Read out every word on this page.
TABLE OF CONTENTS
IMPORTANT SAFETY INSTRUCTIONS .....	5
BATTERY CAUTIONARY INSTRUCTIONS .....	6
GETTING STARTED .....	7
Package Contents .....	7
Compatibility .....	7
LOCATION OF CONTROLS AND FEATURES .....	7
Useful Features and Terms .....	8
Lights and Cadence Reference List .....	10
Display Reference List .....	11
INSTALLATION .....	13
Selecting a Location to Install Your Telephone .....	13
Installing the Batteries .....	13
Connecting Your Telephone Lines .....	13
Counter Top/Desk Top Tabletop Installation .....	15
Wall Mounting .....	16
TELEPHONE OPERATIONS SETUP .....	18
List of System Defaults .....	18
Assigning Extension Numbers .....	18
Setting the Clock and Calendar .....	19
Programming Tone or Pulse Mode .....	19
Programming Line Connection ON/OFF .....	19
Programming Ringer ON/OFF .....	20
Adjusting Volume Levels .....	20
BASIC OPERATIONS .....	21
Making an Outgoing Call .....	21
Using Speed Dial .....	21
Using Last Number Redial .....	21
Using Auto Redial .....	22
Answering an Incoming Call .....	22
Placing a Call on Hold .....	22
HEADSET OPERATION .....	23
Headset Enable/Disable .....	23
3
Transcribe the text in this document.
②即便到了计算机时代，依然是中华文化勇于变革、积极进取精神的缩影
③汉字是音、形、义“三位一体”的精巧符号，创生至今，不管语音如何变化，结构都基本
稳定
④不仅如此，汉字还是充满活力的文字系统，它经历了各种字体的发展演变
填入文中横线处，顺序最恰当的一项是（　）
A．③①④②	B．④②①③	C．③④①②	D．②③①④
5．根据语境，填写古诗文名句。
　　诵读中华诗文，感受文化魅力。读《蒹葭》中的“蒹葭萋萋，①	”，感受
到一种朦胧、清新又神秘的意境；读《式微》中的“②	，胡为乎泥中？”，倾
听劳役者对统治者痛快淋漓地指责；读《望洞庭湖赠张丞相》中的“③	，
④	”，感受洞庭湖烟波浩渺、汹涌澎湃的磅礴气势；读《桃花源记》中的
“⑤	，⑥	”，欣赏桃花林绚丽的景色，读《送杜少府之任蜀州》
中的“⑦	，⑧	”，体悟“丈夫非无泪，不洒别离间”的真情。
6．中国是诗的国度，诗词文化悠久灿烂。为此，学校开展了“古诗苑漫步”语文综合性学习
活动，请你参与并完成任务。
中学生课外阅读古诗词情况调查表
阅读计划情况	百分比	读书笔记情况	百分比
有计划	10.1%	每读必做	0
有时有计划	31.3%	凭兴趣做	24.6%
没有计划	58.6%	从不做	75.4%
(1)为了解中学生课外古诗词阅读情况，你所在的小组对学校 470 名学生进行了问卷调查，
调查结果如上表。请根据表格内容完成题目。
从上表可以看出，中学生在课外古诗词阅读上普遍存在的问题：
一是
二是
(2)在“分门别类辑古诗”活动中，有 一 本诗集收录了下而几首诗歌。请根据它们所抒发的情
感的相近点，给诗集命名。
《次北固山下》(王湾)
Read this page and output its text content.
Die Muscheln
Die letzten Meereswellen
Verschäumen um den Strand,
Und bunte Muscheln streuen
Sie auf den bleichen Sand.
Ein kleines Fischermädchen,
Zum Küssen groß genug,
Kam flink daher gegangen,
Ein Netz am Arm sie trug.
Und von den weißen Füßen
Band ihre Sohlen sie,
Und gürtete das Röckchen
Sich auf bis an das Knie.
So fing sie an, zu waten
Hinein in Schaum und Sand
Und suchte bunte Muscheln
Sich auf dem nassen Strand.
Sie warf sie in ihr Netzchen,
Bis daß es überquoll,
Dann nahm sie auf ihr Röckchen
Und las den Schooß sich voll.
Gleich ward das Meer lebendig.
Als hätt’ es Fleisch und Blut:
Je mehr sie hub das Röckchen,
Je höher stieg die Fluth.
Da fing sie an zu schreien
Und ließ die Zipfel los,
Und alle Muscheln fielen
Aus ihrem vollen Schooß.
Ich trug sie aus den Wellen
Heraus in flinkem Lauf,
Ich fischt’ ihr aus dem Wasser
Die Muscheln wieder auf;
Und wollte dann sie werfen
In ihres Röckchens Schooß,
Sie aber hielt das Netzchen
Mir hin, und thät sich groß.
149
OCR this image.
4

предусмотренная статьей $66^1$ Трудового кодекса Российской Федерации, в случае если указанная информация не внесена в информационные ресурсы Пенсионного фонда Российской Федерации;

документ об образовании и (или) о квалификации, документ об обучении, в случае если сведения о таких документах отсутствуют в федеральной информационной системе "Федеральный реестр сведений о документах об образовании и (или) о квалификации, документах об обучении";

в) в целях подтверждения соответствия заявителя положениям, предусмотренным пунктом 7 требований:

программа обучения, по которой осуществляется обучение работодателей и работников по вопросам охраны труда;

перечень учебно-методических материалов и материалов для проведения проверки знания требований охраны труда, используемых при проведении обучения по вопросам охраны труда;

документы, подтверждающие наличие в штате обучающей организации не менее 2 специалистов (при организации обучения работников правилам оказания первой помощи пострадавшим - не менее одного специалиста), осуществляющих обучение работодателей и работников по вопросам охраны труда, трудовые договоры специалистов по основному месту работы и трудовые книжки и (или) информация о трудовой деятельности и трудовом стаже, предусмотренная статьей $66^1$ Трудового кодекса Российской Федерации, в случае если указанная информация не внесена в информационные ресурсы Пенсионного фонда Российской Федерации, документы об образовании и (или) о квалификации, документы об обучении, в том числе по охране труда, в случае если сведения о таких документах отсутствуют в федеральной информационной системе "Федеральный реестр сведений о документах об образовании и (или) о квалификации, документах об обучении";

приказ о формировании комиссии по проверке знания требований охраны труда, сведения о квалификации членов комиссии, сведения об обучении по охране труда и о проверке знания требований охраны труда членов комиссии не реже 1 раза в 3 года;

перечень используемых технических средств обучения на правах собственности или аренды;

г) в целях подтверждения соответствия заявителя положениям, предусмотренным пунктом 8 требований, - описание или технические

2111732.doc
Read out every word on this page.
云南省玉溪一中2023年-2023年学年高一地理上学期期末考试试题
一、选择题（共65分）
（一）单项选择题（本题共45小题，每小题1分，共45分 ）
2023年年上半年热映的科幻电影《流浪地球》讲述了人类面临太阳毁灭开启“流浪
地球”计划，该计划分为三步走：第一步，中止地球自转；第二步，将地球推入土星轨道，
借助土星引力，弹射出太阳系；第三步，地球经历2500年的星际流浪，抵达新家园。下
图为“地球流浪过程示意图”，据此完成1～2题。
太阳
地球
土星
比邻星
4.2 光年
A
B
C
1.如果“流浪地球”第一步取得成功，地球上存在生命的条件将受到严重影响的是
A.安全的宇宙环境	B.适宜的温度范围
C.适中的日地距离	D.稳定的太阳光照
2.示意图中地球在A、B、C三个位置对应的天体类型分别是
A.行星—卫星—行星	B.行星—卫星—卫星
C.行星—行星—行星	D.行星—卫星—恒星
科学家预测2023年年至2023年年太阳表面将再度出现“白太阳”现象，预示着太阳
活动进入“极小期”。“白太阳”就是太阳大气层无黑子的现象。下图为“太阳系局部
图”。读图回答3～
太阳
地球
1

# # # #

> [Stated problem]
Gather each line of the records holding the string "Российской".

> [Worked answer]
предусмотренная статьей $66^1$ Трудового кодекса Российской Федерации, в случае если указанная информация не внесена в информационные ресурсы Пенсионного фонда Российской Федерации;
документы, подтверждающие наличие в штате обучающей организации не менее 2 специалистов (при организации обучения работников правилам оказания первой помощи пострадавшим - не менее одного специалиста), осуществляющих обучение работодателей и работников по вопросам охраны труда, трудовые договоры специалистов по основному месту работы и трудовые книжки и (или) информация о трудовой деятельности и трудовом стаже, предусмотренная статьей $66^1$ Трудового кодекса Российской Федерации, в случае если указанная информация не внесена в информационные ресурсы Пенсионного фонда Российской Федерации, документы об образовании и (или) о квалификации, документы об обучении, в том числе по охране труда, в случае если сведения о таких документах отсутствуют в федеральной информационной системе "Федеральный реестр сведений о документах об образовании и (или) о квалификации, документах об обучении";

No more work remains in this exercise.